## Written task A
Which commenters are named in the comment thread below on the lines ending in "said..."? List every one.

## Extract provided
--- --- ---
And Kwanzaa??%#? I have spent the last 20 years living within the black community in Canada, the US, and I own a home in Jamaica. I have yet to meet a single black family who celebrated Kwanzaa. Obviously, your two years of living on the outer edges of a single black community qualifies you for absolutely nothing. I guess this is a modern twist on the old phrase 'some of my best friends are black'. Furthermore, are you trying to suggest there are no social/societal repercussions from the consequences of the North American slave trade worthy of historical study?

Black gang culture represents a tiny portion of the black community, and yet, to you, it is the only aspect of 'black' culture worthy of discussion. For all your rallying against the alleged "victim mentality" and/or sense of entitlement from the 'grievance mongers' in the black community you seem to think the struggle for equality ended sometime around the assassination of Martin Luther King. How you can read about my daughter's experience and think everything is hunky dory? Have you no shame?

Balbulican said...

Okay, I'm tossing in some dark, semisweet Italian chocolate with that tea cozy. Strong measures are clearly called for.

Don't let the ideologues drive you nuts. You know what's what, and you're right. Period. No joke.b

Dr.Dawg said...

I shall have to visit here more often. I'm almost speechless.

I have a whole series of arguments against this experiment, from a progressive perspective, but I think I'll reflect a bit more before committing them to type. In the meantime--give your daughter a hug and don't tell her why.

K. Shoshana said...

Dr. Dawg, the daughter is quite alright – after all she is an Amazon, but spare a thought for all those other children who were taught under that woman’s hand unmolested. I think of them often. Although, I saved my daughter and by extension my sons from her influence, I left them behind and that really bothers me.

Oddly enough, the black focused school debate does not breakdown under left/right divide – you would think it (and I suspect the rw of the blogsphere wishes it were so) but it just doesn’t. While I would have expected more support from the left on this issue it simply isn’t there in an appreciable way. The debate is much more a white/black divide.

And if I read another person invoking the name of MLK as justification for not establishing a black focused school I will start banging my head off my desk. MLK was a graduate of Morehouse which remains to this day; a tier one rated university in the US, whose reputation for excellence is outstanding and it still is a “black” college. If MLK was entering university in this day and age - Morehouse would still be a simply outstanding choice providing he could make the cut.
--- --- ---
## Records for the exercise
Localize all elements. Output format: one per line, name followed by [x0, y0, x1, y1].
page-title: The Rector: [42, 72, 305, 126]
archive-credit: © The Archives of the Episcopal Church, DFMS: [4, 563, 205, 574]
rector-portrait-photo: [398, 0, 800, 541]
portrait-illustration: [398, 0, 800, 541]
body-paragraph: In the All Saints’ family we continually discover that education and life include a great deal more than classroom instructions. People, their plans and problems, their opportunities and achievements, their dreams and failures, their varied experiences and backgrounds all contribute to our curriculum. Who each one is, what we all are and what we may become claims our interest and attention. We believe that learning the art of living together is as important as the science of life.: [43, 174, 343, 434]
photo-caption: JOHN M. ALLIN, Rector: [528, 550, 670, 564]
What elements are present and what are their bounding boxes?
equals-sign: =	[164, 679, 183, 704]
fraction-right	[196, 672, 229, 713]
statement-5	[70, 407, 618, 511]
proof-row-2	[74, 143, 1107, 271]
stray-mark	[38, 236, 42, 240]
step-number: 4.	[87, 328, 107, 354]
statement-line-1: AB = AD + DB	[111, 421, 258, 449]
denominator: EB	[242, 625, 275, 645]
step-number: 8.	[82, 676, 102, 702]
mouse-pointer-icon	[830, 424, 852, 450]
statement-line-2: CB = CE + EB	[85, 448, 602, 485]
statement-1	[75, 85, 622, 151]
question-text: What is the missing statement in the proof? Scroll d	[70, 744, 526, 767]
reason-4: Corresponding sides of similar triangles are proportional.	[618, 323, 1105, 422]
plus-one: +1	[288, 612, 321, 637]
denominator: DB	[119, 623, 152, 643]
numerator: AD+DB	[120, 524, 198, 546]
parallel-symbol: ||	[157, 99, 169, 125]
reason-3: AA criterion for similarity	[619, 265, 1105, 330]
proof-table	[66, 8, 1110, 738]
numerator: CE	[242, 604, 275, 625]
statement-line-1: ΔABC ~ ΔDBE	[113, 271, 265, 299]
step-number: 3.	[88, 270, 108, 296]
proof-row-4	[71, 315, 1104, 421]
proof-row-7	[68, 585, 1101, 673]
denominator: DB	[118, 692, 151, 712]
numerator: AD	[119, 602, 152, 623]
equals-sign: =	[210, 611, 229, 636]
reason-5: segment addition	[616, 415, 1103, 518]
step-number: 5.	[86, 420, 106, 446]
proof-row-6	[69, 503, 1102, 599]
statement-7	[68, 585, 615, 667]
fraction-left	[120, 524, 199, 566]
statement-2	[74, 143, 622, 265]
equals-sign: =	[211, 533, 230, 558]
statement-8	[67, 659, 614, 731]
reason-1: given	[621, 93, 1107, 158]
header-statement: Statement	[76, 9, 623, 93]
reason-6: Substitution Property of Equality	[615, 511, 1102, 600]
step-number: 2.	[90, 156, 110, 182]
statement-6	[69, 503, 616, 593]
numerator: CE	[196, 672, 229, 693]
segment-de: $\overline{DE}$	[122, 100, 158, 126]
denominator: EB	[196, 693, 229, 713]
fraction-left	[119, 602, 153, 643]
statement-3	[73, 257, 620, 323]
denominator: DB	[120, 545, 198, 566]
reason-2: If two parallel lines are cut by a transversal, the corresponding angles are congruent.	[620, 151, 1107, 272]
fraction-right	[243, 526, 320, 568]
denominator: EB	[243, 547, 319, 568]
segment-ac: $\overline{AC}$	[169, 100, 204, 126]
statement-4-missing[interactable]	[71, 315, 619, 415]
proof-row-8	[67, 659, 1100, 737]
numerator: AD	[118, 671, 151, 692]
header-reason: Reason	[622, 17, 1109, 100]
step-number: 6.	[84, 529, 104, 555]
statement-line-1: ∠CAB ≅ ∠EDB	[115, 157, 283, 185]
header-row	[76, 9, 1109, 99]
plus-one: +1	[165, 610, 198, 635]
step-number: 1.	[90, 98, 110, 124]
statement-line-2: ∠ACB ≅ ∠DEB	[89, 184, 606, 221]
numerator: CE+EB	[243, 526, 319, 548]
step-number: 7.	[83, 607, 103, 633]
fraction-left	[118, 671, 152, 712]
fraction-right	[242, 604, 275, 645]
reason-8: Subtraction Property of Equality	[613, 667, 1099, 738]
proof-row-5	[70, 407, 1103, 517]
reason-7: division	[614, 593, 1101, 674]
--- --- ---
## Written task B
Render the records as a JSON list of strings, one string per line, from the first line of the records through the line holding "reason-4: Corresponding sides", both included, with blank lines left out.

## Result A
Balbulican, Dr.Dawg, K. Shoshana

## Result B
[
  "Localize all elements. Output format: one per line, name followed by [x0, y0, x1, y1].",
  "page-title: The Rector: [42, 72, 305, 126]",
  "archive-credit: © The Archives of the Episcopal Church, DFMS: [4, 563, 205, 574]",
  "rector-portrait-photo: [398, 0, 800, 541]",
  "portrait-illustration: [398, 0, 800, 541]",
  "body-paragraph: In the All Saints’ family we continually discover that education and life include a great deal more than classroom instructions. People, their plans and problems, their opportunities and achievements, their dreams and failures, their varied experiences and backgrounds all contribute to our curriculum. Who each one is, what we all are and what we may become claims our interest and attention. We believe that learning the art of living together is as important as the science of life.: [43, 174, 343, 434]",
  "photo-caption: JOHN M. ALLIN, Rector: [528, 550, 670, 564]",
  "What elements are present and what are their bounding boxes?",
  "equals-sign: =\t[164, 679, 183, 704]",
  "fraction-right\t[196, 672, 229, 713]",
  "statement-5\t[70, 407, 618, 511]",
  "proof-row-2\t[74, 143, 1107, 271]",
  "stray-mark\t[38, 236, 42, 240]",
  "step-number: 4.\t[87, 328, 107, 354]",
  "statement-line-1: AB = AD + DB\t[111, 421, 258, 449]",
  "denominator: EB\t[242, 625, 275, 645]",
  "step-number: 8.\t[82, 676, 102, 702]",
  "mouse-pointer-icon\t[830, 424, 852, 450]",
  "statement-line-2: CB = CE + EB\t[85, 448, 602, 485]",
  "statement-1\t[75, 85, 622, 151]",
  "question-text: What is the missing statement in the proof? Scroll d\t[70, 744, 526, 767]",
  "reason-4: Corresponding sides of similar triangles are proportional.\t[618, 323, 1105, 422]"
]